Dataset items
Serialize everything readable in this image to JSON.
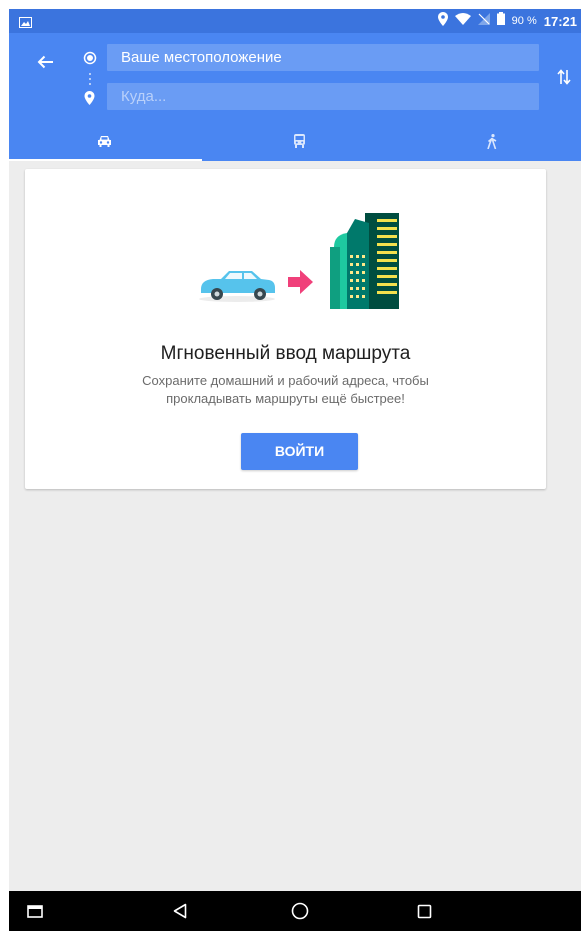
{
  "status_bar": {
    "battery_percent": "90 %",
    "time": "17:21",
    "icons": [
      "image-notification-icon",
      "location-icon",
      "wifi-icon",
      "no-sim-icon",
      "battery-icon"
    ]
  },
  "route": {
    "origin_value": "Ваше местоположение",
    "destination_placeholder": "Куда..."
  },
  "tabs": [
    {
      "name": "drive",
      "icon": "car-icon",
      "selected": true
    },
    {
      "name": "transit",
      "icon": "bus-icon",
      "selected": false
    },
    {
      "name": "walk",
      "icon": "walk-icon",
      "selected": false
    }
  ],
  "card": {
    "title": "Мгновенный ввод маршрута",
    "description_line1": "Сохраните домашний и рабочий адреса, чтобы",
    "description_line2": "прокладывать маршруты ещё быстрее!",
    "button_label": "ВОЙТИ"
  },
  "nav_bar": {
    "icons": [
      "screenshot-icon",
      "back-triangle-icon",
      "home-circle-icon",
      "recents-square-icon"
    ]
  },
  "colors": {
    "app_bar": "#4a86f2",
    "status_bar": "#3b74de",
    "input_bg": "#6a9cf4",
    "background": "#ededed",
    "accent_pink": "#f0407a",
    "car": "#56c3ec",
    "building_green": "#1ec9a0",
    "building_dark": "#00796b"
  }
}
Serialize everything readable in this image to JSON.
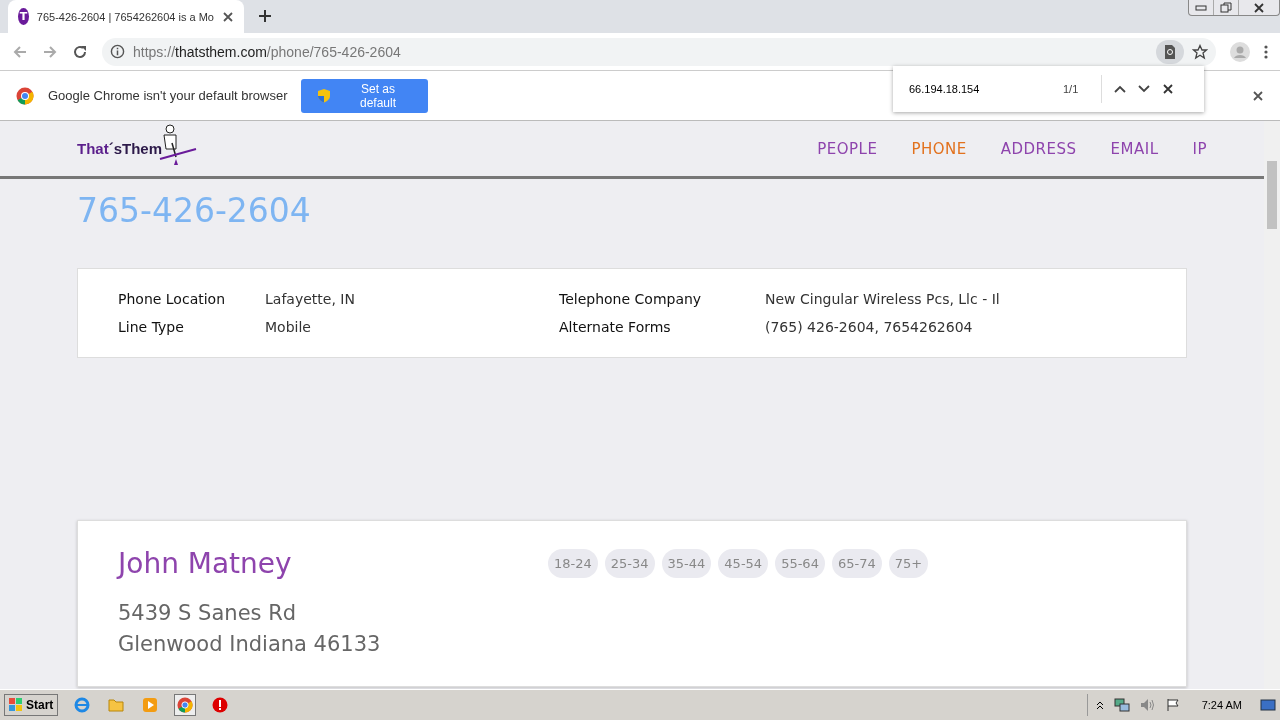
{
  "tab": {
    "title": "765-426-2604 | 7654262604 is a Mo",
    "favicon_letter": "T"
  },
  "address_bar": {
    "scheme": "https://",
    "host": "thatsthem.com",
    "path": "/phone/765-426-2604"
  },
  "infobar": {
    "message": "Google Chrome isn't your default browser",
    "button": "Set as default"
  },
  "find_bar": {
    "query": "66.194.18.154",
    "count": "1/1"
  },
  "site": {
    "logo_a": "That",
    "logo_b": "´s",
    "logo_c": "Them",
    "nav": [
      {
        "label": "PEOPLE",
        "selected": false
      },
      {
        "label": "PHONE",
        "selected": true
      },
      {
        "label": "ADDRESS",
        "selected": false
      },
      {
        "label": "EMAIL",
        "selected": false
      },
      {
        "label": "IP",
        "selected": false
      }
    ]
  },
  "phone_number": "765-426-2604",
  "details": [
    {
      "label": "Phone Location",
      "value": "Lafayette, IN"
    },
    {
      "label": "Telephone Company",
      "value": "New Cingular Wireless Pcs, Llc - Il"
    },
    {
      "label": "Line Type",
      "value": "Mobile"
    },
    {
      "label": "Alternate Forms",
      "value": "(765) 426-2604, 7654262604"
    }
  ],
  "person": {
    "name": "John Matney",
    "address_lines": [
      "5439 S Sanes Rd",
      "Glenwood Indiana 46133"
    ],
    "age_ranges": [
      "18-24",
      "25-34",
      "35-44",
      "45-54",
      "55-64",
      "65-74",
      "75+"
    ]
  },
  "taskbar": {
    "start": "Start",
    "time": "7:24 AM"
  }
}
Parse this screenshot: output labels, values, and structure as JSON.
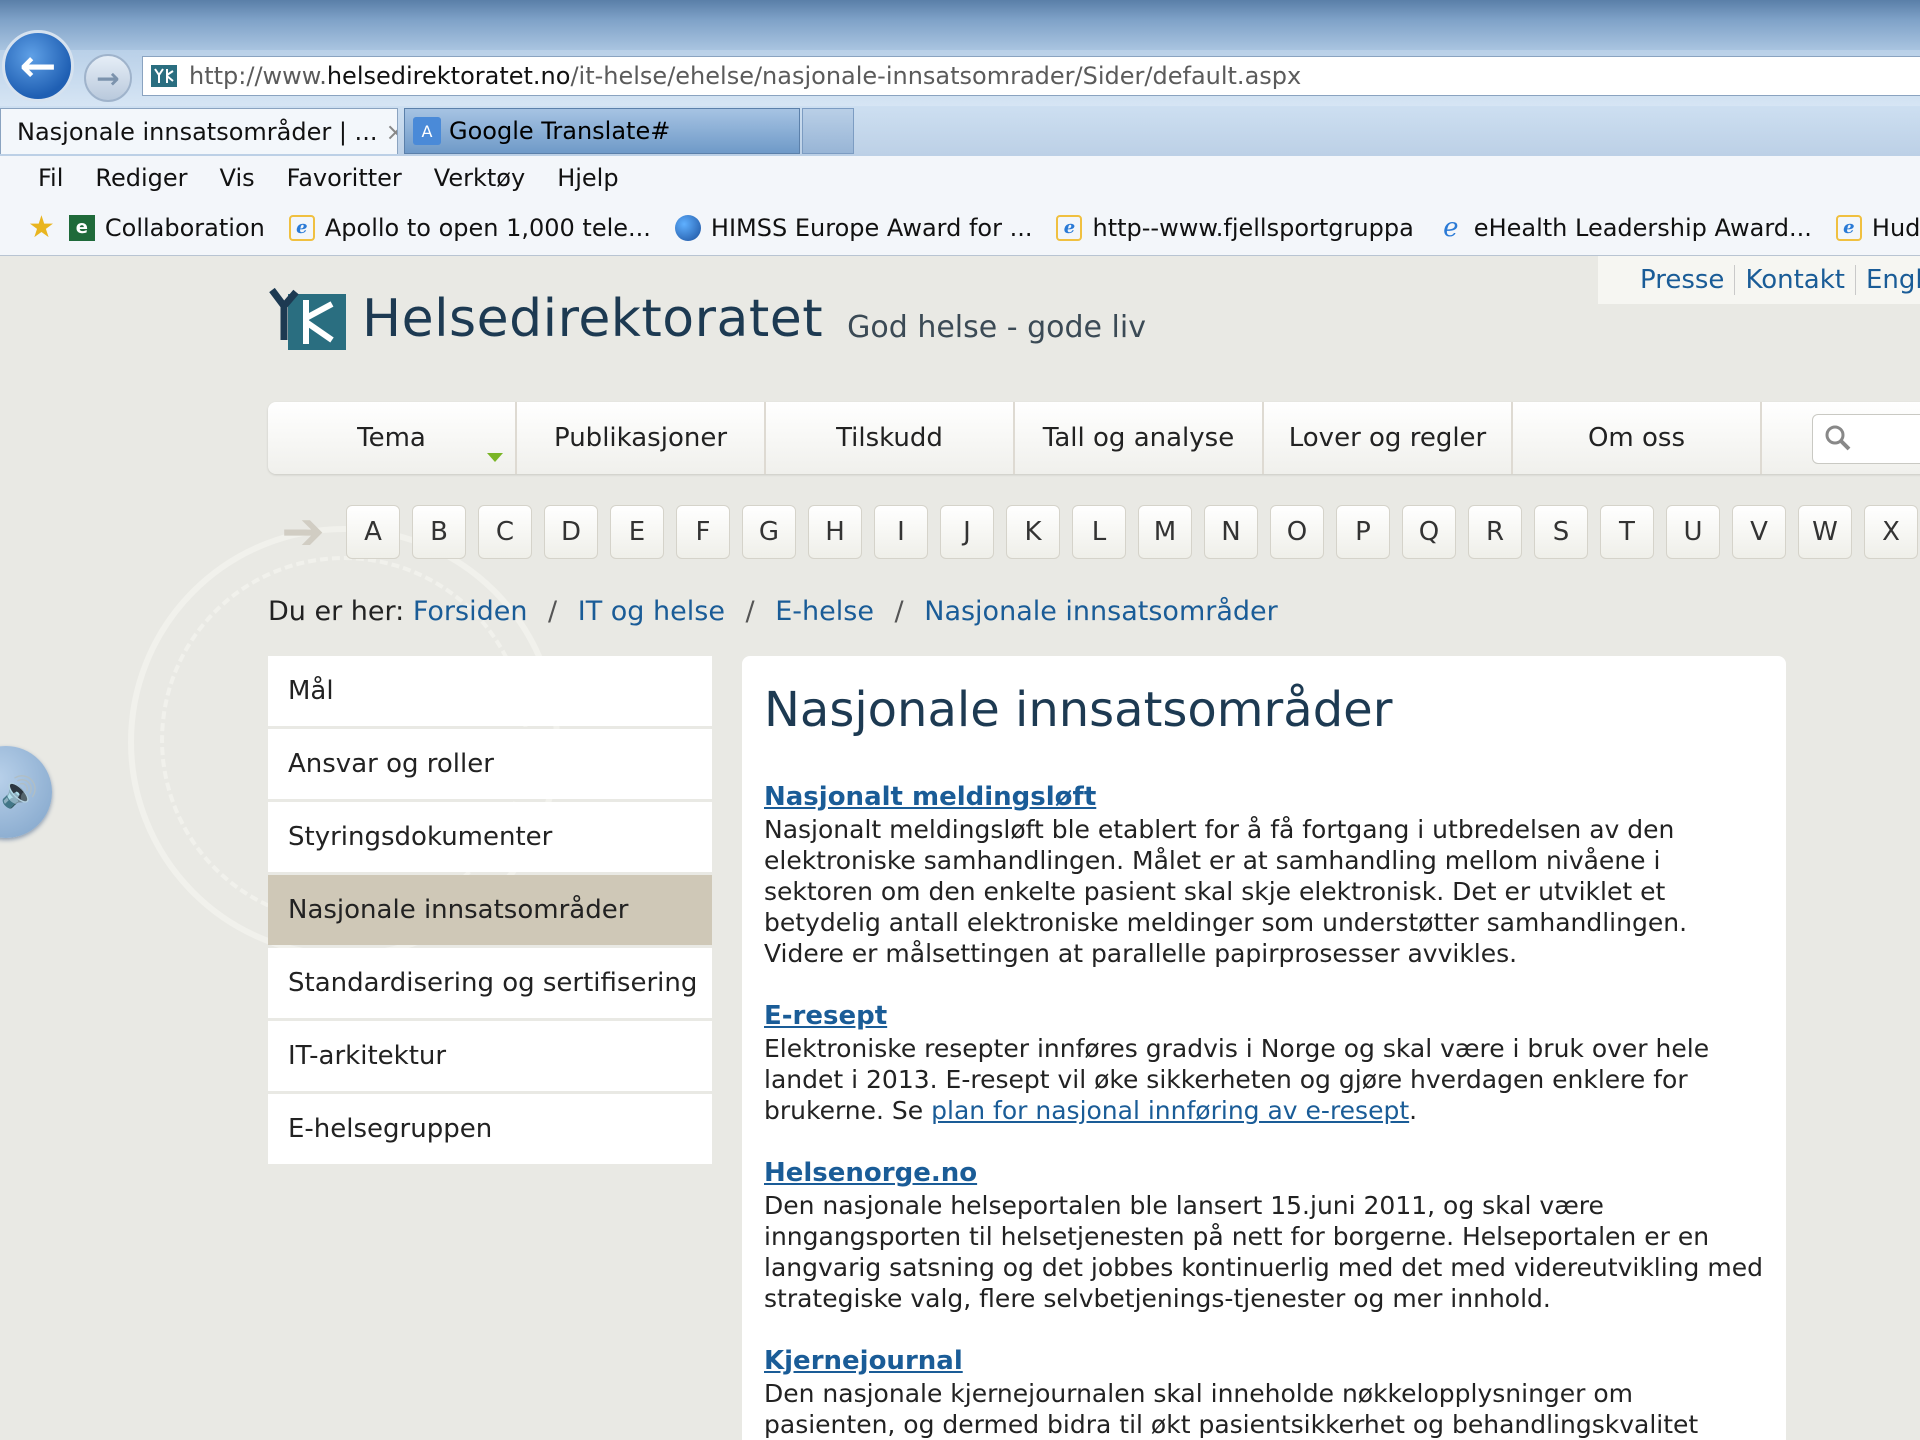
{
  "browser": {
    "url_prefix": "http://www.",
    "url_domain": "helsedirektoratet.no",
    "url_path": "/it-helse/ehelse/nasjonale-innsatsomrader/Sider/default.aspx",
    "tabs": [
      {
        "label": "Nasjonale innsatsområder | ...",
        "active": true
      },
      {
        "label": "Google Translate#",
        "active": false
      }
    ],
    "tab_close": "×",
    "menu": [
      "Fil",
      "Rediger",
      "Vis",
      "Favoritter",
      "Verktøy",
      "Hjelp"
    ],
    "favorites": [
      {
        "label": "Collaboration",
        "icon": "e-hap-icon"
      },
      {
        "label": "Apollo to open 1,000 tele...",
        "icon": "ie-page-icon"
      },
      {
        "label": "HIMSS Europe Award for ...",
        "icon": "globe-icon"
      },
      {
        "label": "http--www.fjellsportgruppa",
        "icon": "ie-page-icon"
      },
      {
        "label": "eHealth Leadership Award...",
        "icon": "ie-logo-icon"
      },
      {
        "label": "Hudlegekontoret -",
        "icon": "ie-page-icon"
      }
    ]
  },
  "site": {
    "toplinks": [
      "Presse",
      "Kontakt",
      "Englis"
    ],
    "logo_text": "Helsedirektoratet",
    "slogan": "God helse - gode liv",
    "nav": [
      "Tema",
      "Publikasjoner",
      "Tilskudd",
      "Tall og analyse",
      "Lover og regler",
      "Om oss"
    ],
    "alphabet": [
      "A",
      "B",
      "C",
      "D",
      "E",
      "F",
      "G",
      "H",
      "I",
      "J",
      "K",
      "L",
      "M",
      "N",
      "O",
      "P",
      "Q",
      "R",
      "S",
      "T",
      "U",
      "V",
      "W",
      "X"
    ],
    "breadcrumb_label": "Du er her:",
    "breadcrumb": [
      "Forsiden",
      "IT og helse",
      "E-helse",
      "Nasjonale innsatsområder"
    ],
    "sep": "/"
  },
  "sidebar": [
    {
      "label": "Mål",
      "active": false
    },
    {
      "label": "Ansvar og roller",
      "active": false
    },
    {
      "label": "Styringsdokumenter",
      "active": false
    },
    {
      "label": "Nasjonale innsatsområder",
      "active": true
    },
    {
      "label": "Standardisering og sertifisering",
      "active": false
    },
    {
      "label": "IT-arkitektur",
      "active": false
    },
    {
      "label": "E-helsegruppen",
      "active": false
    }
  ],
  "content": {
    "heading": "Nasjonale innsatsområder",
    "sections": [
      {
        "title": "Nasjonalt meldingsløft",
        "text": "Nasjonalt meldingsløft ble etablert for å få fortgang i utbredelsen av den elektroniske samhandlingen. Målet er at samhandling mellom nivåene i sektoren om den enkelte pasient skal skje elektronisk. Det er utviklet et betydelig antall elektroniske meldinger som understøtter samhandlingen. Videre er målsettingen at parallelle papirprosesser avvikles."
      },
      {
        "title": "E-resept",
        "text": "Elektroniske resepter innføres gradvis i Norge og skal være i bruk over hele landet i 2013. E-resept vil øke sikkerheten og gjøre hverdagen enklere for brukerne. Se ",
        "link": "plan for nasjonal innføring av e-resept",
        "after": "."
      },
      {
        "title": "Helsenorge.no",
        "text": "Den nasjonale helseportalen ble lansert 15.juni 2011, og skal være inngangsporten til helsetjenesten på nett for borgerne. Helseportalen er en langvarig satsning og det jobbes kontinuerlig med det med videreutvikling med strategiske valg, flere selvbetjenings-tjenester og mer innhold."
      },
      {
        "title": "Kjernejournal",
        "text": "Den nasjonale kjernejournalen skal inneholde nøkkelopplysninger om pasienten, og dermed bidra til økt pasientsikkerhet og behandlingskvalitet"
      }
    ]
  }
}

### Prompt
Write out every entry again word for word, without any of the pictures.

### Exercise output
Serialize everything readable in this image to JSON.
{
  "status_bar": {
    "battery_percent": "90 %",
    "time": "17:21",
    "icons": [
      "image-notification-icon",
      "location-icon",
      "wifi-icon",
      "no-sim-icon",
      "battery-icon"
    ]
  },
  "route": {
    "origin_value": "Ваше местоположение",
    "destination_placeholder": "Куда..."
  },
  "tabs": [
    {
      "name": "drive",
      "icon": "car-icon",
      "selected": true
    },
    {
      "name": "transit",
      "icon": "bus-icon",
      "selected": false
    },
    {
      "name": "walk",
      "icon": "walk-icon",
      "selected": false
    }
  ],
  "card": {
    "title": "Мгновенный ввод маршрута",
    "description_line1": "Сохраните домашний и рабочий адреса, чтобы",
    "description_line2": "прокладывать маршруты ещё быстрее!",
    "button_label": "ВОЙТИ"
  },
  "nav_bar": {
    "icons": [
      "screenshot-icon",
      "back-triangle-icon",
      "home-circle-icon",
      "recents-square-icon"
    ]
  },
  "colors": {
    "app_bar": "#4a86f2",
    "status_bar": "#3b74de",
    "input_bg": "#6a9cf4",
    "background": "#ededed",
    "accent_pink": "#f0407a",
    "car": "#56c3ec",
    "building_green": "#1ec9a0",
    "building_dark": "#00796b"
  }
}
Serialize everything readable in this image to JSON.
{
  "tab": {
    "title": "765-426-2604 | 7654262604 is a Mo",
    "favicon_letter": "T"
  },
  "address_bar": {
    "scheme": "https://",
    "host": "thatsthem.com",
    "path": "/phone/765-426-2604"
  },
  "infobar": {
    "message": "Google Chrome isn't your default browser",
    "button": "Set as default"
  },
  "find_bar": {
    "query": "66.194.18.154",
    "count": "1/1"
  },
  "site": {
    "logo_a": "That",
    "logo_b": "´s",
    "logo_c": "Them",
    "nav": [
      {
        "label": "PEOPLE",
        "selected": false
      },
      {
        "label": "PHONE",
        "selected": true
      },
      {
        "label": "ADDRESS",
        "selected": false
      },
      {
        "label": "EMAIL",
        "selected": false
      },
      {
        "label": "IP",
        "selected": false
      }
    ]
  },
  "phone_number": "765-426-2604",
  "details": [
    {
      "label": "Phone Location",
      "value": "Lafayette, IN"
    },
    {
      "label": "Telephone Company",
      "value": "New Cingular Wireless Pcs, Llc - Il"
    },
    {
      "label": "Line Type",
      "value": "Mobile"
    },
    {
      "label": "Alternate Forms",
      "value": "(765) 426-2604, 7654262604"
    }
  ],
  "person": {
    "name": "John Matney",
    "address_lines": [
      "5439 S Sanes Rd",
      "Glenwood Indiana 46133"
    ],
    "age_ranges": [
      "18-24",
      "25-34",
      "35-44",
      "45-54",
      "55-64",
      "65-74",
      "75+"
    ]
  },
  "taskbar": {
    "start": "Start",
    "time": "7:24 AM"
  }
}
Parse this screenshot: output labels, values, and structure as JSON.
{
  "browser": {
    "url_prefix": "http://www.",
    "url_domain": "helsedirektoratet.no",
    "url_path": "/it-helse/ehelse/nasjonale-innsatsomrader/Sider/default.aspx",
    "tabs": [
      {
        "label": "Nasjonale innsatsområder | ...",
        "active": true
      },
      {
        "label": "Google Translate#",
        "active": false
      }
    ],
    "tab_close": "×",
    "menu": [
      "Fil",
      "Rediger",
      "Vis",
      "Favoritter",
      "Verktøy",
      "Hjelp"
    ],
    "favorites": [
      {
        "label": "Collaboration",
        "icon": "e-hap-icon"
      },
      {
        "label": "Apollo to open 1,000 tele...",
        "icon": "ie-page-icon"
      },
      {
        "label": "HIMSS Europe Award for ...",
        "icon": "globe-icon"
      },
      {
        "label": "http--www.fjellsportgruppa",
        "icon": "ie-page-icon"
      },
      {
        "label": "eHealth Leadership Award...",
        "icon": "ie-logo-icon"
      },
      {
        "label": "Hudlegekontoret -",
        "icon": "ie-page-icon"
      }
    ]
  },
  "site": {
    "toplinks": [
      "Presse",
      "Kontakt",
      "Englis"
    ],
    "logo_text": "Helsedirektoratet",
    "slogan": "God helse - gode liv",
    "nav": [
      "Tema",
      "Publikasjoner",
      "Tilskudd",
      "Tall og analyse",
      "Lover og regler",
      "Om oss"
    ],
    "alphabet": [
      "A",
      "B",
      "C",
      "D",
      "E",
      "F",
      "G",
      "H",
      "I",
      "J",
      "K",
      "L",
      "M",
      "N",
      "O",
      "P",
      "Q",
      "R",
      "S",
      "T",
      "U",
      "V",
      "W",
      "X"
    ],
    "breadcrumb_label": "Du er her:",
    "breadcrumb": [
      "Forsiden",
      "IT og helse",
      "E-helse",
      "Nasjonale innsatsområder"
    ],
    "sep": "/"
  },
  "sidebar": [
    {
      "label": "Mål",
      "active": false
    },
    {
      "label": "Ansvar og roller",
      "active": false
    },
    {
      "label": "Styringsdokumenter",
      "active": false
    },
    {
      "label": "Nasjonale innsatsområder",
      "active": true
    },
    {
      "label": "Standardisering og sertifisering",
      "active": false
    },
    {
      "label": "IT-arkitektur",
      "active": false
    },
    {
      "label": "E-helsegruppen",
      "active": false
    }
  ],
  "content": {
    "heading": "Nasjonale innsatsområder",
    "sections": [
      {
        "title": "Nasjonalt meldingsløft",
        "text": "Nasjonalt meldingsløft ble etablert for å få fortgang i utbredelsen av den elektroniske samhandlingen. Målet er at samhandling mellom nivåene i sektoren om den enkelte pasient skal skje elektronisk. Det er utviklet et betydelig antall elektroniske meldinger som understøtter samhandlingen. Videre er målsettingen at parallelle papirprosesser avvikles."
      },
      {
        "title": "E-resept",
        "text": "Elektroniske resepter innføres gradvis i Norge og skal være i bruk over hele landet i 2013. E-resept vil øke sikkerheten og gjøre hverdagen enklere for brukerne. Se ",
        "link": "plan for nasjonal innføring av e-resept",
        "after": "."
      },
      {
        "title": "Helsenorge.no",
        "text": "Den nasjonale helseportalen ble lansert 15.juni 2011, og skal være inngangsporten til helsetjenesten på nett for borgerne. Helseportalen er en langvarig satsning og det jobbes kontinuerlig med det med videreutvikling med strategiske valg, flere selvbetjenings-tjenester og mer innhold."
      },
      {
        "title": "Kjernejournal",
        "text": "Den nasjonale kjernejournalen skal inneholde nøkkelopplysninger om pasienten, og dermed bidra til økt pasientsikkerhet og behandlingskvalitet"
      }
    ]
  }
}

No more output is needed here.